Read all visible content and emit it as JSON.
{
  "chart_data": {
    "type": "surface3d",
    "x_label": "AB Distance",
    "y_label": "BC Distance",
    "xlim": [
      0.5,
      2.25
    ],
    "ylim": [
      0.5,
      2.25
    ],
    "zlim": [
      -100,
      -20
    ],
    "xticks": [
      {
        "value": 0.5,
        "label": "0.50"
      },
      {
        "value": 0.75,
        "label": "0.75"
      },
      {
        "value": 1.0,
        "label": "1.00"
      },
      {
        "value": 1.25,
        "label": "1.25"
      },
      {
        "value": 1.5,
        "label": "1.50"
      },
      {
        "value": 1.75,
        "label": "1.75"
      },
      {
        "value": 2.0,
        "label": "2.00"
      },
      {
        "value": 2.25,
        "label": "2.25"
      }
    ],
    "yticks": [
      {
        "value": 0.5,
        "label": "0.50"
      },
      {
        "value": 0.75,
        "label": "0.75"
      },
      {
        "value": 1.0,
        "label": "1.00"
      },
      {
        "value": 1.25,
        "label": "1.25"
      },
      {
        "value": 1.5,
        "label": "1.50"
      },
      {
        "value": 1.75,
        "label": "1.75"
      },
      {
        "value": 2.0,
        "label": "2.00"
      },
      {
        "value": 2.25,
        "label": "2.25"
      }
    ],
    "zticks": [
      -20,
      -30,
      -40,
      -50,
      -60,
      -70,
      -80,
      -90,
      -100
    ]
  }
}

● What the task asks: Which lines above hold the word "Distance"? Copy each of them.

● Full solution:
    "x_label": "AB Distance",
    "y_label": "BC Distance",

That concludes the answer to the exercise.